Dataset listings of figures
= = =
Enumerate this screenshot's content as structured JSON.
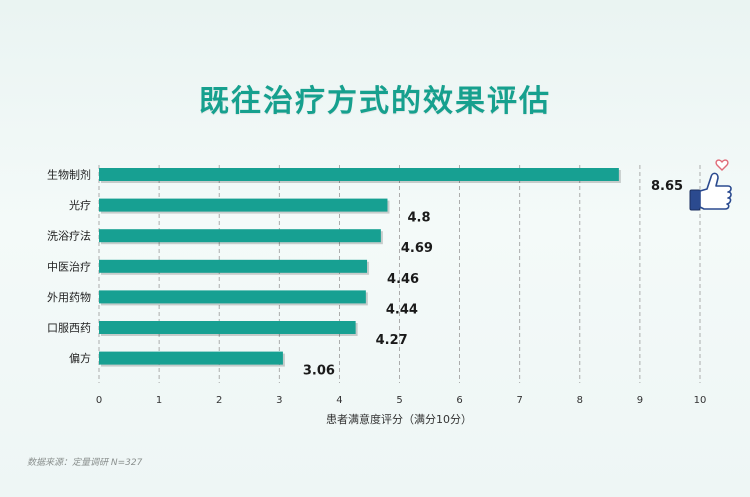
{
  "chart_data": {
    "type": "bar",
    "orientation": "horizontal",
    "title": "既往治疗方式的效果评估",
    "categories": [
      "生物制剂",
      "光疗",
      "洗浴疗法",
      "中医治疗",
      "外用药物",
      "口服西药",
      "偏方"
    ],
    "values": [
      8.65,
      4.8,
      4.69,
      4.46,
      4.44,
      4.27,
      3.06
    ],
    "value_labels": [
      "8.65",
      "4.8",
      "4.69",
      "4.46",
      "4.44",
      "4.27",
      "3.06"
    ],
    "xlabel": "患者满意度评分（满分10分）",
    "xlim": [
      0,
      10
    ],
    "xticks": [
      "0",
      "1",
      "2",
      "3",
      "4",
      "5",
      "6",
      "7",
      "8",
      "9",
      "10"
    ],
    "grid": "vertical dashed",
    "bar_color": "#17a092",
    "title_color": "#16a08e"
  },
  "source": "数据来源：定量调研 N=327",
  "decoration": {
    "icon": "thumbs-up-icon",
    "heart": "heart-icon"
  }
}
= = =
Extract each line from the listing that holds the word "icon".

[Response]
    "icon": "thumbs-up-icon",
    "heart": "heart-icon"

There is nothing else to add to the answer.